-- begin THE INPUT --

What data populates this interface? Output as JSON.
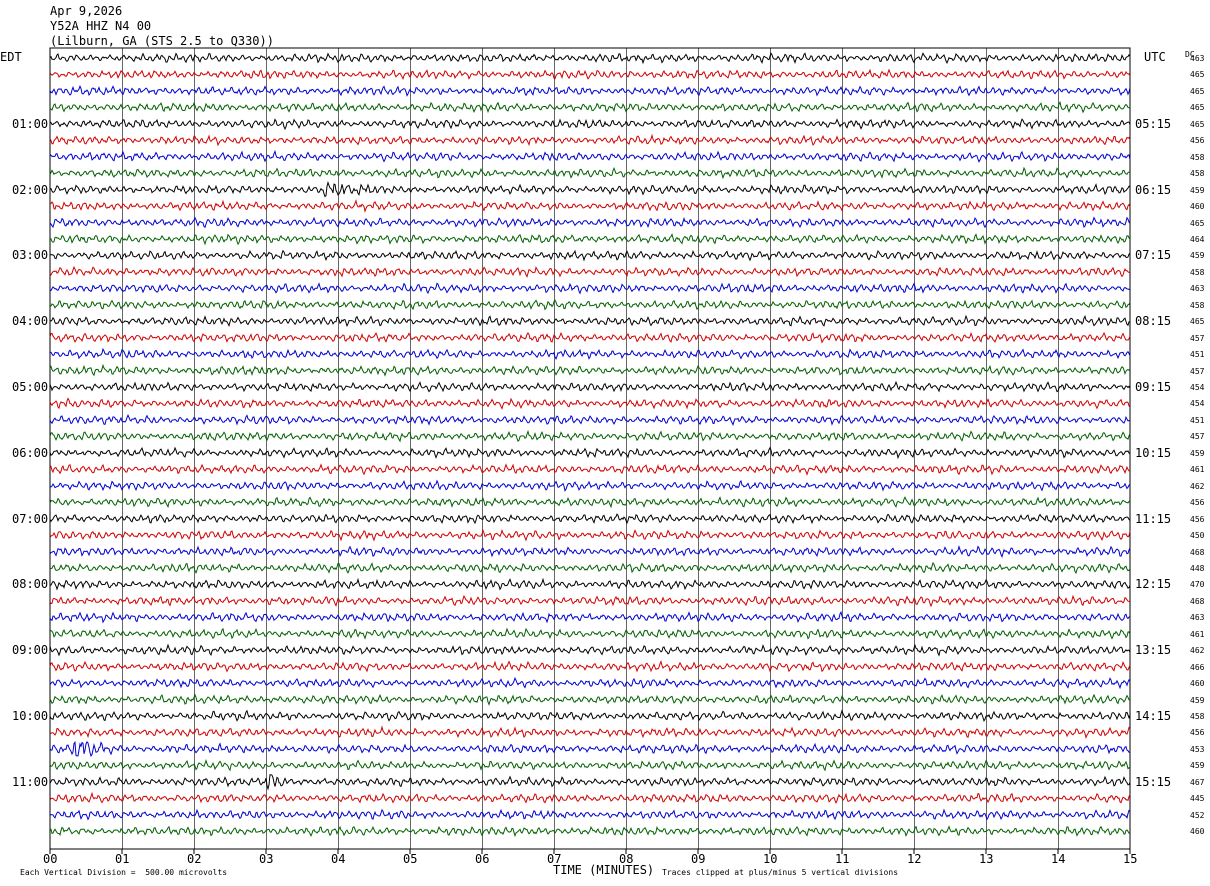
{
  "header": {
    "date": "Apr 9,2026",
    "station": "Y52A HHZ N4 00",
    "location": "(Lilburn, GA (STS 2.5 to Q330))"
  },
  "axis": {
    "left_tz": "EDT",
    "right_tz": "UTC",
    "dc_label": "DC",
    "xlabel": "TIME (MINUTES)",
    "scale_note": "Each Vertical Division =  500.00 microvolts",
    "clip_note": "Traces clipped at plus/minus 5 vertical divisions"
  },
  "chart_data": {
    "type": "line",
    "title": "",
    "xlabel": "TIME (MINUTES)",
    "xlim": [
      0,
      15
    ],
    "x_ticks": [
      "00",
      "01",
      "02",
      "03",
      "04",
      "05",
      "06",
      "07",
      "08",
      "09",
      "10",
      "11",
      "12",
      "13",
      "14",
      "15"
    ],
    "grid": true,
    "trace_colors": [
      "#000000",
      "#d00000",
      "#0000d0",
      "#006000"
    ],
    "left_time_labels": [
      "01:00",
      "02:00",
      "03:00",
      "04:00",
      "05:00",
      "06:00",
      "07:00",
      "08:00",
      "09:00",
      "10:00",
      "11:00"
    ],
    "right_time_labels": [
      "05:15",
      "06:15",
      "07:15",
      "08:15",
      "09:15",
      "10:15",
      "11:15",
      "12:15",
      "13:15",
      "14:15",
      "15:15"
    ],
    "dc_offsets": [
      463,
      465,
      465,
      465,
      465,
      456,
      458,
      458,
      459,
      460,
      465,
      464,
      459,
      458,
      463,
      458,
      465,
      457,
      451,
      457,
      454,
      454,
      451,
      457,
      459,
      461,
      462,
      456,
      456,
      450,
      468,
      448,
      470,
      468,
      463,
      461,
      462,
      466,
      460,
      459,
      458,
      456,
      453,
      459,
      467,
      445,
      452,
      460
    ],
    "events": [
      {
        "trace": 42,
        "start_min": 0.3,
        "end_min": 1.0,
        "amplitude": "high"
      },
      {
        "trace": 44,
        "start_min": 3.0,
        "end_min": 3.3,
        "amplitude": "high"
      },
      {
        "trace": 8,
        "start_min": 3.8,
        "end_min": 4.5,
        "amplitude": "medium"
      }
    ]
  }
}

-- end THE INPUT --

STATED TASK:
Take the listing and print it again exactly, but without any pictures.

EXPECTED ANSWER:
What data populates this interface? Output as JSON.
{
  "header": {
    "date": "Apr 9,2026",
    "station": "Y52A HHZ N4 00",
    "location": "(Lilburn, GA (STS 2.5 to Q330))"
  },
  "axis": {
    "left_tz": "EDT",
    "right_tz": "UTC",
    "dc_label": "DC",
    "xlabel": "TIME (MINUTES)",
    "scale_note": "Each Vertical Division =  500.00 microvolts",
    "clip_note": "Traces clipped at plus/minus 5 vertical divisions"
  },
  "chart_data": {
    "type": "line",
    "title": "",
    "xlabel": "TIME (MINUTES)",
    "xlim": [
      0,
      15
    ],
    "x_ticks": [
      "00",
      "01",
      "02",
      "03",
      "04",
      "05",
      "06",
      "07",
      "08",
      "09",
      "10",
      "11",
      "12",
      "13",
      "14",
      "15"
    ],
    "grid": true,
    "trace_colors": [
      "#000000",
      "#d00000",
      "#0000d0",
      "#006000"
    ],
    "left_time_labels": [
      "01:00",
      "02:00",
      "03:00",
      "04:00",
      "05:00",
      "06:00",
      "07:00",
      "08:00",
      "09:00",
      "10:00",
      "11:00"
    ],
    "right_time_labels": [
      "05:15",
      "06:15",
      "07:15",
      "08:15",
      "09:15",
      "10:15",
      "11:15",
      "12:15",
      "13:15",
      "14:15",
      "15:15"
    ],
    "dc_offsets": [
      463,
      465,
      465,
      465,
      465,
      456,
      458,
      458,
      459,
      460,
      465,
      464,
      459,
      458,
      463,
      458,
      465,
      457,
      451,
      457,
      454,
      454,
      451,
      457,
      459,
      461,
      462,
      456,
      456,
      450,
      468,
      448,
      470,
      468,
      463,
      461,
      462,
      466,
      460,
      459,
      458,
      456,
      453,
      459,
      467,
      445,
      452,
      460
    ],
    "events": [
      {
        "trace": 42,
        "start_min": 0.3,
        "end_min": 1.0,
        "amplitude": "high"
      },
      {
        "trace": 44,
        "start_min": 3.0,
        "end_min": 3.3,
        "amplitude": "high"
      },
      {
        "trace": 8,
        "start_min": 3.8,
        "end_min": 4.5,
        "amplitude": "medium"
      }
    ]
  }
}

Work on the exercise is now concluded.